Copy the entries below, from the start through the line containing "- format-cancel-button[interactable]: 取消: [548, 550, 624, 578]", and replace every "score-value" with "score-text". Leave everything else unchanged.

++++++++

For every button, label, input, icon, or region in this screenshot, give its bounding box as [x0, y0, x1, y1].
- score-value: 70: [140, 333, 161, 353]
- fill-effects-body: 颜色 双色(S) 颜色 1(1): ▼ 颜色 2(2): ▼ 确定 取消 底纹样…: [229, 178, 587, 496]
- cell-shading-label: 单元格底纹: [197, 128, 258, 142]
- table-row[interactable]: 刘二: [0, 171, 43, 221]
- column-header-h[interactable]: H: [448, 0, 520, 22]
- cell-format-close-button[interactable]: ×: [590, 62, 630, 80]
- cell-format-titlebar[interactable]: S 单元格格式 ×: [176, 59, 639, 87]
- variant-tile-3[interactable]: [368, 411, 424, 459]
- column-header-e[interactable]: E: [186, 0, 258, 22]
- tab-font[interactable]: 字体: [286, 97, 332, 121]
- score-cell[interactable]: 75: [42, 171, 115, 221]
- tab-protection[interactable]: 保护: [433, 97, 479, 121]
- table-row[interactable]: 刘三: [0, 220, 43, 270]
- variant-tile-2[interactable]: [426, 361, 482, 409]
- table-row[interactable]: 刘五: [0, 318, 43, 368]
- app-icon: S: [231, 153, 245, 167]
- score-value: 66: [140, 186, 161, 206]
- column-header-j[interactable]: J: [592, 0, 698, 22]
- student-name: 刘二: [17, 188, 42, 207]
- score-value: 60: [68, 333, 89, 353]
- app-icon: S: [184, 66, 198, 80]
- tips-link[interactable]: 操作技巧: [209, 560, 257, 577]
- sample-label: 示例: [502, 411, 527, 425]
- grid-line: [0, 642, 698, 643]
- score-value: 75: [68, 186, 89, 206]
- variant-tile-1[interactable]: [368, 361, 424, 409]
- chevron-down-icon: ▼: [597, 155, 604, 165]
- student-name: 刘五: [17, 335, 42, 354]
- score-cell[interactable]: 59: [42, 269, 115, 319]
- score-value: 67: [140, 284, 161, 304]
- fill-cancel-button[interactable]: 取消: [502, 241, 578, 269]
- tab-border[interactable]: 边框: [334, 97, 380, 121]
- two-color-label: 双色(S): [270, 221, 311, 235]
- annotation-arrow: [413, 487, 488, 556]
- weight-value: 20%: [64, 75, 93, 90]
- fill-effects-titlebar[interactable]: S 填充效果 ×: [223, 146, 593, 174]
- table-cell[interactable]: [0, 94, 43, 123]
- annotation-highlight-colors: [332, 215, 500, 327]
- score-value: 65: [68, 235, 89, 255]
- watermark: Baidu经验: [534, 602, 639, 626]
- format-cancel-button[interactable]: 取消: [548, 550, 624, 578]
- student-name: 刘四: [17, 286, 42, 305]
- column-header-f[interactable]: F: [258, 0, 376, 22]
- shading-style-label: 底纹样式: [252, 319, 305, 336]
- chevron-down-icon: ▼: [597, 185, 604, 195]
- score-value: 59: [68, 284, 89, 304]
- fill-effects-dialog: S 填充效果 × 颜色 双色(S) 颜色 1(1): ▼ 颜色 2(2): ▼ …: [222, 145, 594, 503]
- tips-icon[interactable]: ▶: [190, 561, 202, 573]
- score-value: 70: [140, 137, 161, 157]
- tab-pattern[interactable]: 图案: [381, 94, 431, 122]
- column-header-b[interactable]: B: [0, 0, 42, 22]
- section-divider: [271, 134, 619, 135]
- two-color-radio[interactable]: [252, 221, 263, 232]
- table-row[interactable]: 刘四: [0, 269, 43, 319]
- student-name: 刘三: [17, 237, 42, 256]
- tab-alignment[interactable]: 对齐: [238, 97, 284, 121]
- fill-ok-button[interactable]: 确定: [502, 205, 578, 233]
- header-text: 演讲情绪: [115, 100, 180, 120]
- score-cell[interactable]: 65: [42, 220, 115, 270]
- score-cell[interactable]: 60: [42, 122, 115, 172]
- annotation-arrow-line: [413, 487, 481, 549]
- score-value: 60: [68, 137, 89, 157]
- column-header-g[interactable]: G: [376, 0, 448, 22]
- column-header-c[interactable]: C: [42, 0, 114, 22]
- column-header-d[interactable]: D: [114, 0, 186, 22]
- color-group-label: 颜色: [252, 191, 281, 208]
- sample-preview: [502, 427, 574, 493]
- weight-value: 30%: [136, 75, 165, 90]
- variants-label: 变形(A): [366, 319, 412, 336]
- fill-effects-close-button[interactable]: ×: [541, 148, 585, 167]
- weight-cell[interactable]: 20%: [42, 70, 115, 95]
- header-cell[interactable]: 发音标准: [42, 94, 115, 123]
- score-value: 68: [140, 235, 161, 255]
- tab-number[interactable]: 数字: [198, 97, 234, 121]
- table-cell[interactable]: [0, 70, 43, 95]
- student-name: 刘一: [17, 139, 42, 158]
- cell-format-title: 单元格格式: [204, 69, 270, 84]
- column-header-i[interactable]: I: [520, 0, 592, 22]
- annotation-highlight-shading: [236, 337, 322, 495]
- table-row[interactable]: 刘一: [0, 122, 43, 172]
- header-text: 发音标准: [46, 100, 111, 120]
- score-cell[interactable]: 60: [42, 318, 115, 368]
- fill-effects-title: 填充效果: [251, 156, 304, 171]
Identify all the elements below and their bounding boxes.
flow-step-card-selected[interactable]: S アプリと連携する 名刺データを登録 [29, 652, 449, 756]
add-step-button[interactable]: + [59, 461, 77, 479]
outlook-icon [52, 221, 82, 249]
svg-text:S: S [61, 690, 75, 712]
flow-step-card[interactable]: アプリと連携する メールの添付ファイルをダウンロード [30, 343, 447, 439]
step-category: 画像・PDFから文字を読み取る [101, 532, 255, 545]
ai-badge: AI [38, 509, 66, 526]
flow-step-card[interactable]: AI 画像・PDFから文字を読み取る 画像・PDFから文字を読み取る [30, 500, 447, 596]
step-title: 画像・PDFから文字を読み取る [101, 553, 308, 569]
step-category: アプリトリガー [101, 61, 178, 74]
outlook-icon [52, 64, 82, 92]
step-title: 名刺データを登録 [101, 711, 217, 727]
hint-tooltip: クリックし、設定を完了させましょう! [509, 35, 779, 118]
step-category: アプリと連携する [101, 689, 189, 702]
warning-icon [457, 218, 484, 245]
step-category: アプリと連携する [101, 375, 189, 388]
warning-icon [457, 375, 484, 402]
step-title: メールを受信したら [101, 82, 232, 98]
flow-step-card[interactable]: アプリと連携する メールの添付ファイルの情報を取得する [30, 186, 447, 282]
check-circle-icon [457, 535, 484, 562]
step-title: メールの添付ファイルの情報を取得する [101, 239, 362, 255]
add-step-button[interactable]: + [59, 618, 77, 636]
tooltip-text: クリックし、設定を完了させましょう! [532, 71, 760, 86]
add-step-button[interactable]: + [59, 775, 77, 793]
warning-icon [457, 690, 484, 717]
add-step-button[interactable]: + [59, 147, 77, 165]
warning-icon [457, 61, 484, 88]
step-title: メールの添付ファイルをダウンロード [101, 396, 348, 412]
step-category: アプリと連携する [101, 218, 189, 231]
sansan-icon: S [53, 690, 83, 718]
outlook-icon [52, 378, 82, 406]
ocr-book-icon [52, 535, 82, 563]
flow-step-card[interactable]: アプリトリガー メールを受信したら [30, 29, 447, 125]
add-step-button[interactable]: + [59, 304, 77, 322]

++++++++

- **EXERCISE RESPONSE**:
For every button, label, input, icon, or region in this screenshot, give its bounding box as [x0, y0, x1, y1].
- score-text: 70: [140, 333, 161, 353]
- fill-effects-body: 颜色 双色(S) 颜色 1(1): ▼ 颜色 2(2): ▼ 确定 取消 底纹样…: [229, 178, 587, 496]
- cell-shading-label: 单元格底纹: [197, 128, 258, 142]
- table-row[interactable]: 刘二: [0, 171, 43, 221]
- column-header-h[interactable]: H: [448, 0, 520, 22]
- cell-format-close-button[interactable]: ×: [590, 62, 630, 80]
- cell-format-titlebar[interactable]: S 单元格格式 ×: [176, 59, 639, 87]
- variant-tile-3[interactable]: [368, 411, 424, 459]
- column-header-e[interactable]: E: [186, 0, 258, 22]
- tab-font[interactable]: 字体: [286, 97, 332, 121]
- score-cell[interactable]: 75: [42, 171, 115, 221]
- tab-protection[interactable]: 保护: [433, 97, 479, 121]
- table-row[interactable]: 刘三: [0, 220, 43, 270]
- variant-tile-2[interactable]: [426, 361, 482, 409]
- table-row[interactable]: 刘五: [0, 318, 43, 368]
- app-icon: S: [231, 153, 245, 167]
- score-text: 66: [140, 186, 161, 206]
- column-header-j[interactable]: J: [592, 0, 698, 22]
- student-name: 刘二: [17, 188, 42, 207]
- score-text: 60: [68, 333, 89, 353]
- app-icon: S: [184, 66, 198, 80]
- tips-link[interactable]: 操作技巧: [209, 560, 257, 577]
- sample-label: 示例: [502, 411, 527, 425]
- grid-line: [0, 642, 698, 643]
- score-text: 75: [68, 186, 89, 206]
- variant-tile-1[interactable]: [368, 361, 424, 409]
- chevron-down-icon: ▼: [597, 155, 604, 165]
- student-name: 刘五: [17, 335, 42, 354]
- score-cell[interactable]: 59: [42, 269, 115, 319]
- score-text: 67: [140, 284, 161, 304]
- fill-cancel-button[interactable]: 取消: [502, 241, 578, 269]
- tab-border[interactable]: 边框: [334, 97, 380, 121]
- two-color-label: 双色(S): [270, 221, 311, 235]
- annotation-arrow: [413, 487, 488, 556]
- weight-value: 20%: [64, 75, 93, 90]
- fill-effects-titlebar[interactable]: S 填充效果 ×: [223, 146, 593, 174]
- table-cell[interactable]: [0, 94, 43, 123]
- annotation-highlight-colors: [332, 215, 500, 327]
- score-text: 65: [68, 235, 89, 255]
- watermark: Baidu经验: [534, 602, 639, 626]
- format-cancel-button[interactable]: 取消: [548, 550, 624, 578]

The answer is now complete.